[Start Quoted passage]
Select Committee on Culture, Media and Sport Minutes of Evidence

Examination of Witnesses (Questions 480 - 499)



  480. I suppose under any argument: do you think for Tiers 1 and 2, which are the two areas where the BBC does fall under OFCOM, there would be sufficient argument in your view for OFCOM to have control, if you like, or sanction over whether the BBC in future introduces more digital viewers to different channels?
  (Ms Bradley) This really hangs on the question that for us is critical, which is about what public service broadcasting is because, in a sense, you can only determine the extent to which something is a commercial proposition at the BBC if you are able also to identify what is part of the public service broadcasting remit of the BBC. What we have tended to do, as we all know, in the past period is to identify everything the BBC does with public service broadcasting. What you are pointing at, and I think we would agree with, is that there are increasingly some things which the BBC is doing which should be treated as commercial propositions and, until we have got some definition or some sort of framework for PSB, we are not in a position clearly to identify which of those things it is that they do which would fall under 1 and 2 or alternatively Tier 3. One of the things that we have said to you before and we shall say again is that one of the primary drivers for the establishment of OFCOM from our perspective is to guarantee universal access to a diversity of programming—in other words, public service broadcasting—and to recognise, in doing that, that the BBC is not the only provider and that we need some framework, which we think is a bit more than this Committee recommended in its previous report and encapsulated in the principles of the BBC. We would recommend going back to our own proposition that public service broadcasting can begin to be defined if you look at consumer needs for the universal access to a diversity of programming. We have elaborated on that in the past.
[End Quoted passage]
## Set task A
Reproduce the minutes of evidence starting with "Select Committee on" and going on through "to different channels?", replacing "OFCOM" with "Ofcom".
## Set task B
In the minutes of evidence, what does Ms Bradley name as one of the primary drivers for establishing OFCOM?
[Start Stored records]
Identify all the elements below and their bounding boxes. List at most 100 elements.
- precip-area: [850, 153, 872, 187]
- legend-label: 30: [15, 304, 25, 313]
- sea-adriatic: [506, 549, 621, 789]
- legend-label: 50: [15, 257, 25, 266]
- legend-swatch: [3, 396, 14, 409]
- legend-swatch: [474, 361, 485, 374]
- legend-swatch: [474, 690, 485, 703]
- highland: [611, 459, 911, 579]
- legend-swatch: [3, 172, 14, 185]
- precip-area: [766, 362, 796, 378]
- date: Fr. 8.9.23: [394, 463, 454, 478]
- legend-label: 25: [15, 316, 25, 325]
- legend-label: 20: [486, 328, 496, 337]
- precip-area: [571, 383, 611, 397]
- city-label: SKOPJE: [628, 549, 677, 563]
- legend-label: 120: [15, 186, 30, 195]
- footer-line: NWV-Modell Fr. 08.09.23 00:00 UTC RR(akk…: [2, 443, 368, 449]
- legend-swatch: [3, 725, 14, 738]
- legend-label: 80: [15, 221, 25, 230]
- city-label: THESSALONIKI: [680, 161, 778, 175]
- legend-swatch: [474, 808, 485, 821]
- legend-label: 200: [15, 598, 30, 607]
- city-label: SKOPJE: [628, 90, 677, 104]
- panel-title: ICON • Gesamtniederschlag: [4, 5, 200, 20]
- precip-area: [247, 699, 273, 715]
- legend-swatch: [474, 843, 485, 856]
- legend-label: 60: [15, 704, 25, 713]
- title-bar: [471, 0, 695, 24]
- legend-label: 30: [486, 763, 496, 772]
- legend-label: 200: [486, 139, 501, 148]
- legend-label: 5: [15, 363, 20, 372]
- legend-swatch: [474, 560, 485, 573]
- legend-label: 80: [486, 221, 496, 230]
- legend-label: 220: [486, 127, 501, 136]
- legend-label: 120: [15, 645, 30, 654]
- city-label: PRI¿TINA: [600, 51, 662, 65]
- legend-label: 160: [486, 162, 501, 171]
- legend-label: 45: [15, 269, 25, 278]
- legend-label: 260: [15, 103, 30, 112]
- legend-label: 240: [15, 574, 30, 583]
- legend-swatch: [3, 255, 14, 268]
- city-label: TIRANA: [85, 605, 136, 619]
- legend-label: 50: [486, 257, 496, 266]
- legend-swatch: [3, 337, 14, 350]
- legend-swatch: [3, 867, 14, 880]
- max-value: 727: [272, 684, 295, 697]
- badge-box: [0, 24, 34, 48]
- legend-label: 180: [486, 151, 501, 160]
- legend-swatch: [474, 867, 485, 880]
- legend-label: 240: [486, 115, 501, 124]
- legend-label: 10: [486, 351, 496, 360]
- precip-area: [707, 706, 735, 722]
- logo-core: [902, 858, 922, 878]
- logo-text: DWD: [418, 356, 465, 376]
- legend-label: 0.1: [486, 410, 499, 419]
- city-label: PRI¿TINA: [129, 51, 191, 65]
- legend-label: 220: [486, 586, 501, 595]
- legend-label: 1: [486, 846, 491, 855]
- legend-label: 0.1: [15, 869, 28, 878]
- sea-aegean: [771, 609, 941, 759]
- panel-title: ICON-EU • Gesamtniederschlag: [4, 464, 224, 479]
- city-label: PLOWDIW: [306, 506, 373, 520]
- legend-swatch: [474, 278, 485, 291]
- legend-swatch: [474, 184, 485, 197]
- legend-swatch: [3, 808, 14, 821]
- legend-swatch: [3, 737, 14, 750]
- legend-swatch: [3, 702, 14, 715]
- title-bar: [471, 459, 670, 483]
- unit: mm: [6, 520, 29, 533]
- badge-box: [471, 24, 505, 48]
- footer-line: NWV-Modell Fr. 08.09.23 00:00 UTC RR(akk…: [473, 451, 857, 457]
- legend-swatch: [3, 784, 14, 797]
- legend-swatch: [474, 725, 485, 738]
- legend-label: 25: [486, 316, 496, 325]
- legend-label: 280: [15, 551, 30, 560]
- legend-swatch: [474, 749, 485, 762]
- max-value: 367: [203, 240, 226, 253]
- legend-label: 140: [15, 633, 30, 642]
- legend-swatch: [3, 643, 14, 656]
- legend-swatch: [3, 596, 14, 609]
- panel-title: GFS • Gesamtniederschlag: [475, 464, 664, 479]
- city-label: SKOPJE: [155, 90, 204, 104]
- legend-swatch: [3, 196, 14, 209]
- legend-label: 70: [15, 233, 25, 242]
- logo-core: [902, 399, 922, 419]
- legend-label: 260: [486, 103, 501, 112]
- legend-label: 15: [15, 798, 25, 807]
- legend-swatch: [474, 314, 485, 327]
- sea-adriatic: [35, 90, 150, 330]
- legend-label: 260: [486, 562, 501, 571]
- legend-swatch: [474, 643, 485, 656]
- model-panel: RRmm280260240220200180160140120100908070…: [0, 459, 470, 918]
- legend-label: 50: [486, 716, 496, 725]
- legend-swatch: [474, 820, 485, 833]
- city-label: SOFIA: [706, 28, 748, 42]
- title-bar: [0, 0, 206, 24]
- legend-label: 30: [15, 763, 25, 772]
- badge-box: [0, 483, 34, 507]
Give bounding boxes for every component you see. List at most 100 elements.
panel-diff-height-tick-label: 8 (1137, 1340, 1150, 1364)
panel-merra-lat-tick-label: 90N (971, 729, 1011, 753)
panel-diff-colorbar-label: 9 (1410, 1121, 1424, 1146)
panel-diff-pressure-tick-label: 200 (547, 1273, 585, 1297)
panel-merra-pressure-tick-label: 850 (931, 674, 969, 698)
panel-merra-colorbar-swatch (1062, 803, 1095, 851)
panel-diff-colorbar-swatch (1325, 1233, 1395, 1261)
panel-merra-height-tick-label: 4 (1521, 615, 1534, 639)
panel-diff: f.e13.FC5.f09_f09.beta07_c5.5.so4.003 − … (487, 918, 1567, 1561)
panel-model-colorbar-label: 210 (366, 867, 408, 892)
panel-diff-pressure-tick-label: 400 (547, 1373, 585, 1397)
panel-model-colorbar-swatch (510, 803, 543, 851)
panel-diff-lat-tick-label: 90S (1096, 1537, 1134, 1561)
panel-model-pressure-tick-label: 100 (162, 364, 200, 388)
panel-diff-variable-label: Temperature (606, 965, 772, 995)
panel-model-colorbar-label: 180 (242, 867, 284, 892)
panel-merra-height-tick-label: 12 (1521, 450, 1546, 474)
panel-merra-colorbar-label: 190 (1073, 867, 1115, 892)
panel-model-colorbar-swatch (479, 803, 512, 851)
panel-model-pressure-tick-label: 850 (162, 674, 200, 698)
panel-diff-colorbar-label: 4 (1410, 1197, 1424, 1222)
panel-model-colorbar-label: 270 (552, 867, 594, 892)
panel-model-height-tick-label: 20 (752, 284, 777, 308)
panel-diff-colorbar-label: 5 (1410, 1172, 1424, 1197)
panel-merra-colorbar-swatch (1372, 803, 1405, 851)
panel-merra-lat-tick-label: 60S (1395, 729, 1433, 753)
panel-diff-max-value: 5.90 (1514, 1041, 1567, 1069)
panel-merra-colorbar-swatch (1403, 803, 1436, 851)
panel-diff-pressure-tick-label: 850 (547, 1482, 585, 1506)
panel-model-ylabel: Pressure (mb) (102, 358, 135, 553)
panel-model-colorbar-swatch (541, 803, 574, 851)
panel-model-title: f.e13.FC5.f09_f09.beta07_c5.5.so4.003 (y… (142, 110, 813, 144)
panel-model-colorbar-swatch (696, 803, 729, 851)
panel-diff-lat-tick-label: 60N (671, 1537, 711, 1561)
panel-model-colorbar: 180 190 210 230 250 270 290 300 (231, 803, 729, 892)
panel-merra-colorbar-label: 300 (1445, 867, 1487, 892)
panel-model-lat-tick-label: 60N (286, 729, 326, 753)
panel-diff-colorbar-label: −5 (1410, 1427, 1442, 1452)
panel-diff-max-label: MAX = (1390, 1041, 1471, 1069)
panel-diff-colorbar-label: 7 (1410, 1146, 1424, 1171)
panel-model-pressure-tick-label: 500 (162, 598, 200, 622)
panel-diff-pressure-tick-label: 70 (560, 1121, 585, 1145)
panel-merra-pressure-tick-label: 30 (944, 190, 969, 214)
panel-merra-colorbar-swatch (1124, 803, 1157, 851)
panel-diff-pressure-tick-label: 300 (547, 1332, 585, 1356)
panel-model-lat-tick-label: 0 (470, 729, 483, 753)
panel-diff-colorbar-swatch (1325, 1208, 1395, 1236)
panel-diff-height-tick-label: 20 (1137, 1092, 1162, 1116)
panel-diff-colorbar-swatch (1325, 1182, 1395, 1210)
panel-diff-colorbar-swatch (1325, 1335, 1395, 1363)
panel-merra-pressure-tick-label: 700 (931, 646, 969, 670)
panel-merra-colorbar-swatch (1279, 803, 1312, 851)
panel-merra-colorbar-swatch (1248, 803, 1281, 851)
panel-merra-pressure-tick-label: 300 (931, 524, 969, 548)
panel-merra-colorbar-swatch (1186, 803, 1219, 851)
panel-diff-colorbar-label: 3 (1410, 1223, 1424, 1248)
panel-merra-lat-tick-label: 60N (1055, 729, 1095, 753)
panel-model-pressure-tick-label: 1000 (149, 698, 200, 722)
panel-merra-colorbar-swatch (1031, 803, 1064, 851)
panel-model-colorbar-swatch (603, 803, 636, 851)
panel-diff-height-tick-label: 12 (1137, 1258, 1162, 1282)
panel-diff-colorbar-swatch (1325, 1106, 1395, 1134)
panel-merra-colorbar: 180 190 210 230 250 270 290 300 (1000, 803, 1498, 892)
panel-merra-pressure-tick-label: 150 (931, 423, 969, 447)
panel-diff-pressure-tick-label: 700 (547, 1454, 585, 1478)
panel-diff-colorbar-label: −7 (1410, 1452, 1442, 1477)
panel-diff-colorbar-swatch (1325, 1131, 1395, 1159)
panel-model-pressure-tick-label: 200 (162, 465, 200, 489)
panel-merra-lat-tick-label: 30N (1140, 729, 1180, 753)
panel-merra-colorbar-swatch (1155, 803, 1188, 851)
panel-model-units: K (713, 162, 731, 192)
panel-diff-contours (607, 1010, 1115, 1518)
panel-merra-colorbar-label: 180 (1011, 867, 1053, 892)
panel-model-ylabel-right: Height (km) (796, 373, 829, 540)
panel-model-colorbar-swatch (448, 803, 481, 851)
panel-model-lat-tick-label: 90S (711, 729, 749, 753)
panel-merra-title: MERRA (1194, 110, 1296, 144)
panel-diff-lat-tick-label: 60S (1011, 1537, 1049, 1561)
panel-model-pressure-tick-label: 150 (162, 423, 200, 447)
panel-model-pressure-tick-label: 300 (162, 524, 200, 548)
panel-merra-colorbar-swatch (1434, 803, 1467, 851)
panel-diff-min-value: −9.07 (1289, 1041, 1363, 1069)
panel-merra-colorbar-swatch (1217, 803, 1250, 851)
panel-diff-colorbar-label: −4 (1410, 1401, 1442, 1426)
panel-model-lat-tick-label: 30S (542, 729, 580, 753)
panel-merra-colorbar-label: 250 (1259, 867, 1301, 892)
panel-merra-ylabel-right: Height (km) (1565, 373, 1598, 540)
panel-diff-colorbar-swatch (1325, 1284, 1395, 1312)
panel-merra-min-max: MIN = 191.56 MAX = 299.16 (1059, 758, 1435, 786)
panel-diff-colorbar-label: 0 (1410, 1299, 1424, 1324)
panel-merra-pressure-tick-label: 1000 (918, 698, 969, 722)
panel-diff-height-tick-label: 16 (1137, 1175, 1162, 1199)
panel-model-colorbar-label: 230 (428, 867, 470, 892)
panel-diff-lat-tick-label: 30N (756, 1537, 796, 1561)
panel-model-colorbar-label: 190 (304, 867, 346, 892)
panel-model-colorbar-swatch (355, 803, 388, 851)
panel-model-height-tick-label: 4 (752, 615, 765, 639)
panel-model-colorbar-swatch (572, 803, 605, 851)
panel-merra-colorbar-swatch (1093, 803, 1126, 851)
[End Stored records]
## Expected output A
Select Committee on Culture, Media and Sport Minutes of Evidence

Examination of Witnesses (Questions 480 - 499)



  480. I suppose under any argument: do you think for Tiers 1 and 2, which are the two areas where the BBC does fall under Ofcom, there would be sufficient argument in your view for Ofcom to have control, if you like, or sanction over whether the BBC in future introduces more digital viewers to different channels?

## Expected output B
To guarantee universal access to a diversity of programming, in other words, public service broadcasting.